## Start

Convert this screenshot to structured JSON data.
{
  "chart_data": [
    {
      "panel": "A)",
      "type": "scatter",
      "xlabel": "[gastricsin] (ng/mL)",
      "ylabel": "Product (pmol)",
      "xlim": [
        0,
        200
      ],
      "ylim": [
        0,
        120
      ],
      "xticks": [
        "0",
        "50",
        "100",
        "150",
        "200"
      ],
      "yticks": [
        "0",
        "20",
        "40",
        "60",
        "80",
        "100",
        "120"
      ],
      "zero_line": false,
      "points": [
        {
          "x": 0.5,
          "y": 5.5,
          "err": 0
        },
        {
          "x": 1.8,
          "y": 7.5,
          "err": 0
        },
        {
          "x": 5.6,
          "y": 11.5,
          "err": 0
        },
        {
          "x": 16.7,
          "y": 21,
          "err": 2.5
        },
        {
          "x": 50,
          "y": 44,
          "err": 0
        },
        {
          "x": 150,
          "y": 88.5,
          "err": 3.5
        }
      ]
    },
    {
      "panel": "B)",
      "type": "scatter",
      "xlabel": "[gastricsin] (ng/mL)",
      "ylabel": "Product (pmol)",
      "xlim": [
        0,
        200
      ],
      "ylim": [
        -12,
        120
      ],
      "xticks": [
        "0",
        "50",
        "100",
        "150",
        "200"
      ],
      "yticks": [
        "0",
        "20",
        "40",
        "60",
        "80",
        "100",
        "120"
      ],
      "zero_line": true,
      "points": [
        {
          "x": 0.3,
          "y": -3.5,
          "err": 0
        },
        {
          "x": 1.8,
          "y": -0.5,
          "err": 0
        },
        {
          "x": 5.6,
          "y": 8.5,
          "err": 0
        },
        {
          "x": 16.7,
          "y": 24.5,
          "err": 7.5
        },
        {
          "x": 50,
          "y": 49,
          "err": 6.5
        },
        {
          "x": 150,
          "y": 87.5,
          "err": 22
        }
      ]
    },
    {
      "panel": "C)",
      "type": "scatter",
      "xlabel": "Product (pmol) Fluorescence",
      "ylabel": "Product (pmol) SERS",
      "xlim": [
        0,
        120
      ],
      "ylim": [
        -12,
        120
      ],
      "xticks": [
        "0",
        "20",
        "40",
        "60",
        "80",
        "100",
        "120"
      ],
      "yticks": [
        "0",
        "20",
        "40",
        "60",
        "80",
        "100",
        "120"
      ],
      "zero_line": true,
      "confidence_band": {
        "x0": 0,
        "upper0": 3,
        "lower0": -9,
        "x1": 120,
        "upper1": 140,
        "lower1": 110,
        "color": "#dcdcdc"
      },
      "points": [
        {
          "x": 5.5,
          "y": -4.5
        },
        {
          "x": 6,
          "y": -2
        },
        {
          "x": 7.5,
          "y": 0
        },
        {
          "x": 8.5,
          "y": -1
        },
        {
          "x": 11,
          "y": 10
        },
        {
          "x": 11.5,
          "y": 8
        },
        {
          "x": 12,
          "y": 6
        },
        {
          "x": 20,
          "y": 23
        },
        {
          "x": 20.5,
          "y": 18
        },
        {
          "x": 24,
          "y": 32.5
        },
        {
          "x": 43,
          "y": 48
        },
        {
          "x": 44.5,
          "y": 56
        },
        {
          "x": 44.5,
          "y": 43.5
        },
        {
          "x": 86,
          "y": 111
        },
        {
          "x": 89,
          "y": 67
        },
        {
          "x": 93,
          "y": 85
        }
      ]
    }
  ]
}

## End

■ **PROBLEM TO SOLVE**:
Search the entries for the word "pmol", then gather every line that has it.

■ **SOLUTION FOR THIS TASK**:
      "ylabel": "Product (pmol)",
      "ylabel": "Product (pmol)",
      "xlabel": "Product (pmol) Fluorescence",
      "ylabel": "Product (pmol) SERS",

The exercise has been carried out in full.